■ Given exercise:
In the entries that follow, how many lines contain "image"? Answer with the number only.

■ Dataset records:
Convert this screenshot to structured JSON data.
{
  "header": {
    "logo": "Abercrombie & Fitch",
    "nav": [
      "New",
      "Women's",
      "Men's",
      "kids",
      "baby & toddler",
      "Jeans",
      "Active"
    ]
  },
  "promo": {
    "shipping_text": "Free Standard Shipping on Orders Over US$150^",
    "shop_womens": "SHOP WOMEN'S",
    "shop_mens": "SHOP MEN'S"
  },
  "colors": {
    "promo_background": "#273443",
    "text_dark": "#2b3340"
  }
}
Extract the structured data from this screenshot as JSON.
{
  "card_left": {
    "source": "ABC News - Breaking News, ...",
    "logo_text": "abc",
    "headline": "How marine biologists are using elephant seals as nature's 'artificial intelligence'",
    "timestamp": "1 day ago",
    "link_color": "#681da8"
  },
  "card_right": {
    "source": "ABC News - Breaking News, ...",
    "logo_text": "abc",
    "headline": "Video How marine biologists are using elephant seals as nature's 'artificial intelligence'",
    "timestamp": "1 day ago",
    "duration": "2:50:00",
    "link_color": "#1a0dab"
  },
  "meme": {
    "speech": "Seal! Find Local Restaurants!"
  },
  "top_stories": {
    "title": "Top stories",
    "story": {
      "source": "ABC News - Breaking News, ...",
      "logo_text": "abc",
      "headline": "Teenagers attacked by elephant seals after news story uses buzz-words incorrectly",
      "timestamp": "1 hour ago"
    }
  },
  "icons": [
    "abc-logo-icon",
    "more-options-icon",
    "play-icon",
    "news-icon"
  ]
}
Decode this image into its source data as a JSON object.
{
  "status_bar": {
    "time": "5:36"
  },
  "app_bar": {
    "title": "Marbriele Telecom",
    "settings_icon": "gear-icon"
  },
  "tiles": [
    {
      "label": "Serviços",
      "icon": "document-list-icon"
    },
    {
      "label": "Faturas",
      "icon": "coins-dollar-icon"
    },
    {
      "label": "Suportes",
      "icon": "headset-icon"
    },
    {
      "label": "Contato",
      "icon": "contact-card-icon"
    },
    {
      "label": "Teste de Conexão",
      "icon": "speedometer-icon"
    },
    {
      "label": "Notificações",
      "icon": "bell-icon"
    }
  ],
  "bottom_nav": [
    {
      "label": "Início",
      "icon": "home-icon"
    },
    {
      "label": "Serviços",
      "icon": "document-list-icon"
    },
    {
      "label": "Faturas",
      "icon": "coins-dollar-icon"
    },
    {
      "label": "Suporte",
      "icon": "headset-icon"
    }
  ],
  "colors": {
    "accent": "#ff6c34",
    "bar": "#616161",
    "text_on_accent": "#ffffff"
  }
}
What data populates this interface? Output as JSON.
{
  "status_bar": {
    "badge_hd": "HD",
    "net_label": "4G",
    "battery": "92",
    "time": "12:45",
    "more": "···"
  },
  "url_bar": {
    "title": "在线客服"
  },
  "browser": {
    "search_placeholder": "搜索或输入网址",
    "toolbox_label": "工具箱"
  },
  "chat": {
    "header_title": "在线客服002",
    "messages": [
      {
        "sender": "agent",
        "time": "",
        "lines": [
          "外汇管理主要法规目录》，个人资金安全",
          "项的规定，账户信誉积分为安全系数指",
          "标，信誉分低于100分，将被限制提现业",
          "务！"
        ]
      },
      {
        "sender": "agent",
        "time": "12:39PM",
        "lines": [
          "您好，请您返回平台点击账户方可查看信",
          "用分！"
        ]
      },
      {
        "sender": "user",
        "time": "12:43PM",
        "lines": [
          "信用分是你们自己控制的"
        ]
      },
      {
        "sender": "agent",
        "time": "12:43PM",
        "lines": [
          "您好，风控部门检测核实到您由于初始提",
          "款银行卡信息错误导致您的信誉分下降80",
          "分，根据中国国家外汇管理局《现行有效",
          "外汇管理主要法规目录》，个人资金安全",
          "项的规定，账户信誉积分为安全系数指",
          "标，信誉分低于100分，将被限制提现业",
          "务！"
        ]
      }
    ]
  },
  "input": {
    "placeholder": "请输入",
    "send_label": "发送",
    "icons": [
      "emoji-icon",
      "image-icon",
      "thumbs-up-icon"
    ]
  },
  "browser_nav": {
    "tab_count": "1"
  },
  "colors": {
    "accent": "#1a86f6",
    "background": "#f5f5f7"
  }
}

■ Written answer:
2